- _Written request_
Repeat the material verbatim and drop the pictures.

[start]

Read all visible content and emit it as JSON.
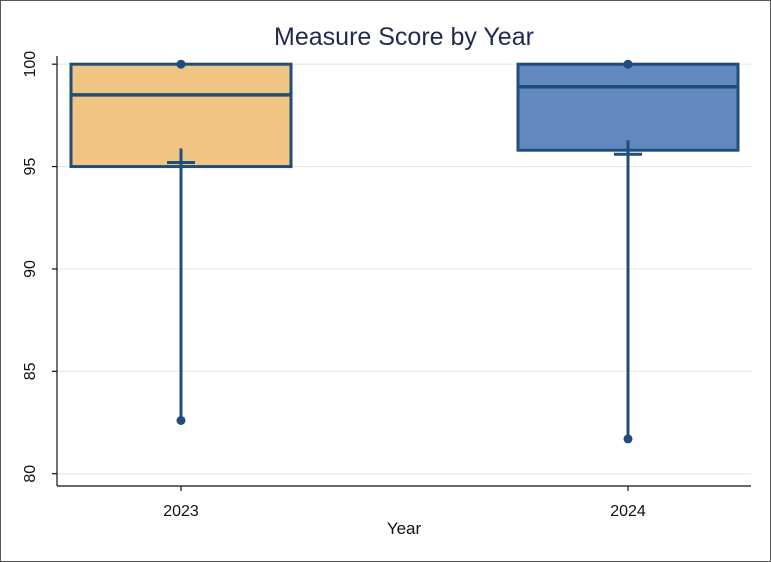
{
  "chart_data": {
    "type": "box",
    "title": "Measure Score by Year",
    "xlabel": "Year",
    "ylabel": "",
    "ylim": [
      79.4,
      100.4
    ],
    "yticks": [
      80,
      85,
      90,
      95,
      100
    ],
    "ytick_labels": [
      "80",
      "85",
      "90",
      "95",
      "100"
    ],
    "categories": [
      "2023",
      "2024"
    ],
    "grid": true,
    "legend": "none",
    "series": [
      {
        "category": "2023",
        "min": 82.6,
        "q1": 95.0,
        "median": 98.5,
        "q3": 100.0,
        "max": 100.0,
        "mean": 95.2,
        "fill": "#f0c584",
        "stroke": "#1f4e79"
      },
      {
        "category": "2024",
        "min": 81.7,
        "q1": 95.8,
        "median": 98.9,
        "q3": 100.0,
        "max": 100.0,
        "mean": 95.6,
        "fill": "#6289c0",
        "stroke": "#1f4e79"
      }
    ],
    "colors": {
      "axis": "#111111",
      "grid": "#e4eae8",
      "whisker": "#1f4e79",
      "title": "#1f2a4f"
    }
  }
}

[end]

- _Output for this exercise_
Read all visible content and emit it as JSON.
{
  "chart_data": {
    "type": "box",
    "title": "Measure Score by Year",
    "xlabel": "Year",
    "ylabel": "",
    "ylim": [
      79.4,
      100.4
    ],
    "yticks": [
      80,
      85,
      90,
      95,
      100
    ],
    "ytick_labels": [
      "80",
      "85",
      "90",
      "95",
      "100"
    ],
    "categories": [
      "2023",
      "2024"
    ],
    "grid": true,
    "legend": "none",
    "series": [
      {
        "category": "2023",
        "min": 82.6,
        "q1": 95.0,
        "median": 98.5,
        "q3": 100.0,
        "max": 100.0,
        "mean": 95.2,
        "fill": "#f0c584",
        "stroke": "#1f4e79"
      },
      {
        "category": "2024",
        "min": 81.7,
        "q1": 95.8,
        "median": 98.9,
        "q3": 100.0,
        "max": 100.0,
        "mean": 95.6,
        "fill": "#6289c0",
        "stroke": "#1f4e79"
      }
    ],
    "colors": {
      "axis": "#111111",
      "grid": "#e4eae8",
      "whisker": "#1f4e79",
      "title": "#1f2a4f"
    }
  }
}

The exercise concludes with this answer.